Quote every line below exactly as it reads.

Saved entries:
********************
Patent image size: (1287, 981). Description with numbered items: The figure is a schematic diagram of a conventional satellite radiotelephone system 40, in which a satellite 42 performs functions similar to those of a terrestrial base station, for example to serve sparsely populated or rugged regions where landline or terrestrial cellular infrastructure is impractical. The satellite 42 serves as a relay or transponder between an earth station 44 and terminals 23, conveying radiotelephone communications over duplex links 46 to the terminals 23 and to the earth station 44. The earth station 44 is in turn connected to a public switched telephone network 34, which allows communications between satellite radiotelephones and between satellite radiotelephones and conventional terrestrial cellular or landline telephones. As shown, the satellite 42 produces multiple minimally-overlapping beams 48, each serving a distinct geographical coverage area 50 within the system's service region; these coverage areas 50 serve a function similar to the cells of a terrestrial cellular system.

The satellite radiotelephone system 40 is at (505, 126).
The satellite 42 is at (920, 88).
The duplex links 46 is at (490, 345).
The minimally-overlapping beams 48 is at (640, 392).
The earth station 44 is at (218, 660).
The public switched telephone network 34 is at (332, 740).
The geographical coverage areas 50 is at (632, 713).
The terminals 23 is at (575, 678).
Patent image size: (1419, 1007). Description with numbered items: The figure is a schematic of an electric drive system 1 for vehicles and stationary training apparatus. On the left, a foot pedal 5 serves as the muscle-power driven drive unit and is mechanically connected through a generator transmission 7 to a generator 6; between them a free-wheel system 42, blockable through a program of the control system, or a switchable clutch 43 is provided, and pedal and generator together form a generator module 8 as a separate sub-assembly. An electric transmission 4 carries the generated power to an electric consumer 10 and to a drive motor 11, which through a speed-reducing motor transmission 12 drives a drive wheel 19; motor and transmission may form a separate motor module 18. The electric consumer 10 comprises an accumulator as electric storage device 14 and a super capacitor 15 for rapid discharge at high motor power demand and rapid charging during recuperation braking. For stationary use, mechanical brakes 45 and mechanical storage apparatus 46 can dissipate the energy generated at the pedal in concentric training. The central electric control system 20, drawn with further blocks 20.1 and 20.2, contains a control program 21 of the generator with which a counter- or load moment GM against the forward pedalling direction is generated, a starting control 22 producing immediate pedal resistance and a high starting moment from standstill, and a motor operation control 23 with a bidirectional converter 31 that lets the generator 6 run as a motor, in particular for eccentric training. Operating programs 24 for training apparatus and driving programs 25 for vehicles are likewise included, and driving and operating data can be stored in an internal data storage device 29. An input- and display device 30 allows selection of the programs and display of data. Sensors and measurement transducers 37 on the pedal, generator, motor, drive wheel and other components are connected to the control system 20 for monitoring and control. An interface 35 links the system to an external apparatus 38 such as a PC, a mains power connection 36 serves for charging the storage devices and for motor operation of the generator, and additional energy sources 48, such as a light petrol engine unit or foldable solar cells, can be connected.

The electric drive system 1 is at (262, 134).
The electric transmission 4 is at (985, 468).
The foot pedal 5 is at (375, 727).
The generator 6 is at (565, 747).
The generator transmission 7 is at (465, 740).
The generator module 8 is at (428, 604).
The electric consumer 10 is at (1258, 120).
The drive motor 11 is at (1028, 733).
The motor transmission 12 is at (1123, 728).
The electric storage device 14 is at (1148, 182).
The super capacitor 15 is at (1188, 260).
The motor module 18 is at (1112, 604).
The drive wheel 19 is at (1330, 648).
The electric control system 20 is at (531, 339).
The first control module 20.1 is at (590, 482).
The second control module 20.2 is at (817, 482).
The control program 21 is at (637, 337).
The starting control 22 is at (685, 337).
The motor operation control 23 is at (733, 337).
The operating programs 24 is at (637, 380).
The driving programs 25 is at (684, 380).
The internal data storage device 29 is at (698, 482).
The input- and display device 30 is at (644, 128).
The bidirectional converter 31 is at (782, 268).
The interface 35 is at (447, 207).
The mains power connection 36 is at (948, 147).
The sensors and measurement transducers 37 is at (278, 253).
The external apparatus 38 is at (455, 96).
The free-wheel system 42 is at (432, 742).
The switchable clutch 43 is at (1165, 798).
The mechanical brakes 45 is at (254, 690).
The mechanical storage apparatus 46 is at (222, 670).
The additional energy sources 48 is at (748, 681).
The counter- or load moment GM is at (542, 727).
********************
*Problem solution*
Patent image size: (1287, 981). Description with numbered items: The figure is a schematic diagram of a conventional satellite radiotelephone system 40, in which a satellite 42 performs functions similar to those of a terrestrial base station, for example to serve sparsely populated or rugged regions where landline or terrestrial cellular infrastructure is impractical. The satellite 42 serves as a relay or transponder between an earth station 44 and terminals 23, conveying radiotelephone communications over duplex links 46 to the terminals 23 and to the earth station 44. The earth station 44 is in turn connected to a public switched telephone network 34, which allows communications between satellite radiotelephones and between satellite radiotelephones and conventional terrestrial cellular or landline telephones. As shown, the satellite 42 produces multiple minimally-overlapping beams 48, each serving a distinct geographical coverage area 50 within the system's service region; these coverage areas 50 serve a function similar to the cells of a terrestrial cellular system.

The satellite radiotelephone system 40 is at (505, 126).
The satellite 42 is at (920, 88).
The duplex links 46 is at (490, 345).
The minimally-overlapping beams 48 is at (640, 392).
The earth station 44 is at (218, 660).
The public switched telephone network 34 is at (332, 740).
The geographical coverage areas 50 is at (632, 713).
The terminals 23 is at (575, 678).
Patent image size: (1419, 1007). Description with numbered items: The figure is a schematic of an electric drive system 1 for vehicles and stationary training apparatus. On the left, a foot pedal 5 serves as the muscle-power driven drive unit and is mechanically connected through a generator transmission 7 to a generator 6; between them a free-wheel system 42, blockable through a program of the control system, or a switchable clutch 43 is provided, and pedal and generator together form a generator module 8 as a separate sub-assembly. An electric transmission 4 carries the generated power to an electric consumer 10 and to a drive motor 11, which through a speed-reducing motor transmission 12 drives a drive wheel 19; motor and transmission may form a separate motor module 18. The electric consumer 10 comprises an accumulator as electric storage device 14 and a super capacitor 15 for rapid discharge at high motor power demand and rapid charging during recuperation braking. For stationary use, mechanical brakes 45 and mechanical storage apparatus 46 can dissipate the energy generated at the pedal in concentric training. The central electric control system 20, drawn with further blocks 20.1 and 20.2, contains a control program 21 of the generator with which a counter- or load moment GM against the forward pedalling direction is generated, a starting control 22 producing immediate pedal resistance and a high starting moment from standstill, and a motor operation control 23 with a bidirectional converter 31 that lets the generator 6 run as a motor, in particular for eccentric training. Operating programs 24 for training apparatus and driving programs 25 for vehicles are likewise included, and driving and operating data can be stored in an internal data storage device 29. An input- and display device 30 allows selection of the programs and display of data. Sensors and measurement transducers 37 on the pedal, generator, motor, drive wheel and other components are connected to the control system 20 for monitoring and control. An interface 35 links the system to an external apparatus 38 such as a PC, a mains power connection 36 serves for charging the storage devices and for motor operation of the generator, and additional energy sources 48, such as a light petrol engine unit or foldable solar cells, can be connected.

The electric drive system 1 is at (262, 134).
The electric transmission 4 is at (985, 468).
The foot pedal 5 is at (375, 727).
The generator 6 is at (565, 747).
The generator transmission 7 is at (465, 740).
The generator module 8 is at (428, 604).
The electric consumer 10 is at (1258, 120).
The drive motor 11 is at (1028, 733).
The motor transmission 12 is at (1123, 728).
The electric storage device 14 is at (1148, 182).
The super capacitor 15 is at (1188, 260).
The motor module 18 is at (1112, 604).
The drive wheel 19 is at (1330, 648).
The electric control system 20 is at (531, 339).
The first control module 20.1 is at (590, 482).
The second control module 20.2 is at (817, 482).
The control program 21 is at (637, 337).
The starting control 22 is at (685, 337).
The motor operation control 23 is at (733, 337).
The operating programs 24 is at (637, 380).
The driving programs 25 is at (684, 380).
The internal data storage device 29 is at (698, 482).
The input- and display device 30 is at (644, 128).
The bidirectional converter 31 is at (782, 268).
The interface 35 is at (447, 207).
The mains power connection 36 is at (948, 147).
The sensors and measurement transducers 37 is at (278, 253).
The external apparatus 38 is at (455, 96).
The free-wheel system 42 is at (432, 742).
The switchable clutch 43 is at (1165, 798).
The mechanical brakes 45 is at (254, 690).
The mechanical storage apparatus 46 is at (222, 670).
The additional energy sources 48 is at (748, 681).
The counter- or load moment GM is at (542, 727).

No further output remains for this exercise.